=== SET TASK ===
Show all lines holding "price".
-- Begin SOURCE DATA --
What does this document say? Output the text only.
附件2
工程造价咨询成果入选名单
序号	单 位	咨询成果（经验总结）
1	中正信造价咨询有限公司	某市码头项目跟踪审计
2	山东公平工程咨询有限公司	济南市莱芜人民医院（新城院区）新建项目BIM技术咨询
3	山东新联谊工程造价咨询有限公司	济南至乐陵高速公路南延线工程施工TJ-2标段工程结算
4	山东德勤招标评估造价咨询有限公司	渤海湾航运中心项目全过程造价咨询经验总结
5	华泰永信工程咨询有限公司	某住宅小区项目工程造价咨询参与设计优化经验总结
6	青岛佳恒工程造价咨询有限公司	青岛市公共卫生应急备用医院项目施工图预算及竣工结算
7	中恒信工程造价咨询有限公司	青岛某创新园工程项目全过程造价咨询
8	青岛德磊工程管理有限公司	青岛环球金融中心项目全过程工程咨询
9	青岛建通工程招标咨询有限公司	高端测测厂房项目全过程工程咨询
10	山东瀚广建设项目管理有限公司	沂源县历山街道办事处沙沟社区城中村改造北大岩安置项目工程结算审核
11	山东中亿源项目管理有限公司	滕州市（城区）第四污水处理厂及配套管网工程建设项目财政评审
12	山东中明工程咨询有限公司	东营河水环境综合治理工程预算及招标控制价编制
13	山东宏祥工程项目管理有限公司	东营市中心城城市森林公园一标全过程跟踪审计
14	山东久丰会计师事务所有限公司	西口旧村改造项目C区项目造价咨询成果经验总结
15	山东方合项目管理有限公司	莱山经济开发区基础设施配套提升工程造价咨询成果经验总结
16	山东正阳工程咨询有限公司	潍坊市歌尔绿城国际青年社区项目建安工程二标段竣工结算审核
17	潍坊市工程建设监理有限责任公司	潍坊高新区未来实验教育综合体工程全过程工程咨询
-- End SOURCE DATA --
-- Begin SOURCE DATA --
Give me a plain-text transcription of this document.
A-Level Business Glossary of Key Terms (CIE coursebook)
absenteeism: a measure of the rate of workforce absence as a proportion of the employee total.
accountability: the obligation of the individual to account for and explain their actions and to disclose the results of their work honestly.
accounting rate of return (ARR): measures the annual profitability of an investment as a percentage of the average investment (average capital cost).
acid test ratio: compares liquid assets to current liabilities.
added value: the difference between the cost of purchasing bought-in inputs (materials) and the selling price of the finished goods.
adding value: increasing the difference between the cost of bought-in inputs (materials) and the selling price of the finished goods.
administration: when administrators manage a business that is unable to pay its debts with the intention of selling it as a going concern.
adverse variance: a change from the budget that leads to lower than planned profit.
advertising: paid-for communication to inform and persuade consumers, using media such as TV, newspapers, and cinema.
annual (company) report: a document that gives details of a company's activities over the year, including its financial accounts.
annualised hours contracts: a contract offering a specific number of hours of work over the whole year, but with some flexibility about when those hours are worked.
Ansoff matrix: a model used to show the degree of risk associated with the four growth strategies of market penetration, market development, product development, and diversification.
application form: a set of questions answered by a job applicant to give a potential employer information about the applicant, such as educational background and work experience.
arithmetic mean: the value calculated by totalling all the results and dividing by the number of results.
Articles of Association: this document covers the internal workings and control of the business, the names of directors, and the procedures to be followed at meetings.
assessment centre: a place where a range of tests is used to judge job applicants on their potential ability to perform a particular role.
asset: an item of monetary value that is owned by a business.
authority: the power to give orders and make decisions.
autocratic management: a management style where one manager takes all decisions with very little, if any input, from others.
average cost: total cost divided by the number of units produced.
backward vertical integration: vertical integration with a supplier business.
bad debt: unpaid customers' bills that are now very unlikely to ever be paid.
-- End SOURCE DATA --
=== IN RESPONSE ===
added value: the difference between the cost of purchasing bought-in inputs (materials) and the selling price of the finished goods.
adding value: increasing the difference between the cost of bought-in inputs (materials) and the selling price of the finished goods.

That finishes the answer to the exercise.